Search the material for "рабочей" and show all lines that contain it.

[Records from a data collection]
────────────────────

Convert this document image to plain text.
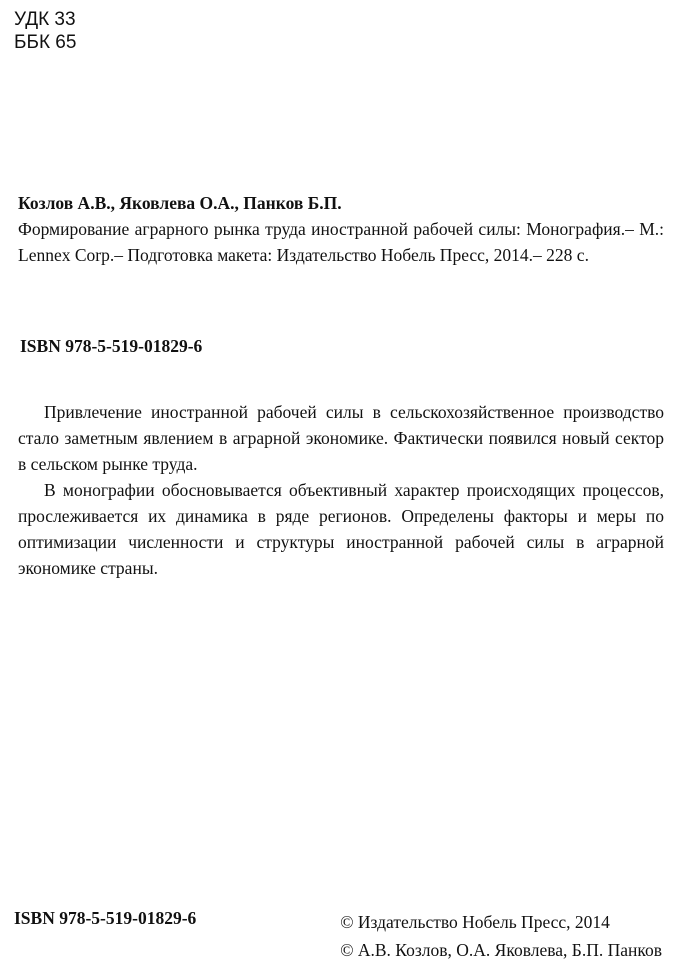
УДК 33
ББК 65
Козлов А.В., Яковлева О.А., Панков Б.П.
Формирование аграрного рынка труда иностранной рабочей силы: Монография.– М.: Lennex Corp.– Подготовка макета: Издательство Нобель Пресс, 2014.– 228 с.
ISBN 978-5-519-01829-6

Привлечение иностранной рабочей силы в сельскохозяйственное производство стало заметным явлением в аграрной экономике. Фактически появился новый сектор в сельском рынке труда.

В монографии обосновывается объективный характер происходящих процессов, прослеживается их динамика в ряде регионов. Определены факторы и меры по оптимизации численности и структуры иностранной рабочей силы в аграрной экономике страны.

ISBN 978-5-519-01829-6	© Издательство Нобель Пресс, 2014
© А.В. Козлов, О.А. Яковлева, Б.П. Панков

────────────────────

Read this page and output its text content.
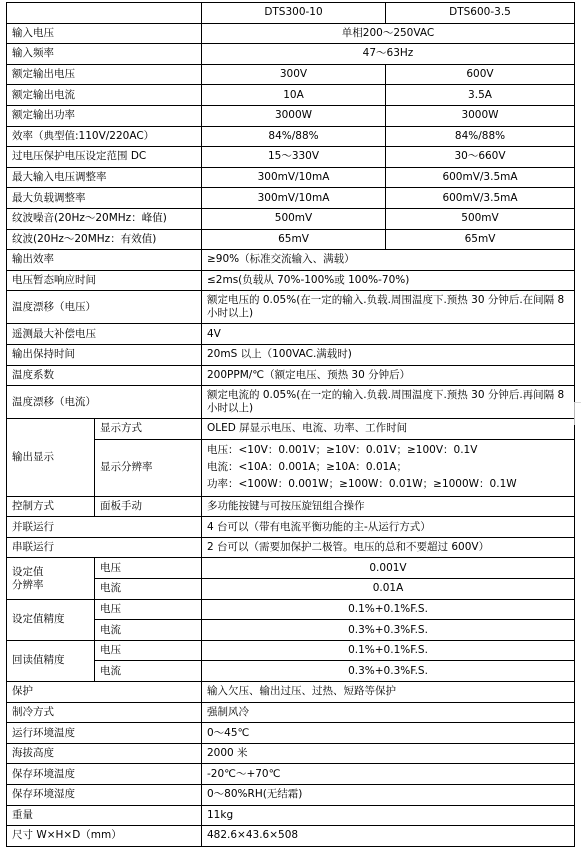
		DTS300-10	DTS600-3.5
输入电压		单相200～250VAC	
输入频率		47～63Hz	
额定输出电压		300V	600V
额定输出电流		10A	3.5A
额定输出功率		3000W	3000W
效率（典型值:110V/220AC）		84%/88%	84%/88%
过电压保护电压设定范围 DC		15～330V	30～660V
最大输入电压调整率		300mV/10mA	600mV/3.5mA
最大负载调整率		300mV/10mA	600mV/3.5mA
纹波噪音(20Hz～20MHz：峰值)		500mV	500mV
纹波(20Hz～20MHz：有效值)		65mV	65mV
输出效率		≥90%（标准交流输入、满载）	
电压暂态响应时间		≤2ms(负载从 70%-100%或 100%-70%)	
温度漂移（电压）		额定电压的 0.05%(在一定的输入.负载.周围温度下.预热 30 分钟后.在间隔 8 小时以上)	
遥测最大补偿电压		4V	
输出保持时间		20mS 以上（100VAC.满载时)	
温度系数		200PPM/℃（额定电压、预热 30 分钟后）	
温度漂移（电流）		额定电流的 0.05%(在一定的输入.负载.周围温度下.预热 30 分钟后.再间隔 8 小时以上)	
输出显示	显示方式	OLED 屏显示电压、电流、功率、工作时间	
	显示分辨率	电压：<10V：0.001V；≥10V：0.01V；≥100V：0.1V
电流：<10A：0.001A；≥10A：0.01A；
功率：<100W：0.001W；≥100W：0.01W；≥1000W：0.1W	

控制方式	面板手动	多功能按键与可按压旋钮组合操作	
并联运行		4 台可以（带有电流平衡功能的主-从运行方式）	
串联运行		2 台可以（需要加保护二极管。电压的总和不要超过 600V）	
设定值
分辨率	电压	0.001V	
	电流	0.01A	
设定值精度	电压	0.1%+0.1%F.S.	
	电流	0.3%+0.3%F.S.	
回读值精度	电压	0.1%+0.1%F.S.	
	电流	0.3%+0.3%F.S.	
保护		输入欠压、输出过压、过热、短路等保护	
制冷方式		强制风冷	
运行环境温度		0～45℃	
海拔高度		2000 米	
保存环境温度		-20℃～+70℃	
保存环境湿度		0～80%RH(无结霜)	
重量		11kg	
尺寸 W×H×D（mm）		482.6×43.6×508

────────────────────

Full answer.
Формирование аграрного рынка труда иностранной рабочей силы: Монография.– М.: Lennex Corp.– Подготовка макета: Издательство Нобель Пресс, 2014.– 228 с.
Привлечение иностранной рабочей силы в сельскохозяйственное производство стало заметным явлением в аграрной экономике. Фактически появился новый сектор в сельском рынке труда.
В монографии обосновывается объективный характер происходящих процессов, прослеживается их динамика в ряде регионов. Определены факторы и меры по оптимизации численности и структуры иностранной рабочей силы в аграрной экономике страны.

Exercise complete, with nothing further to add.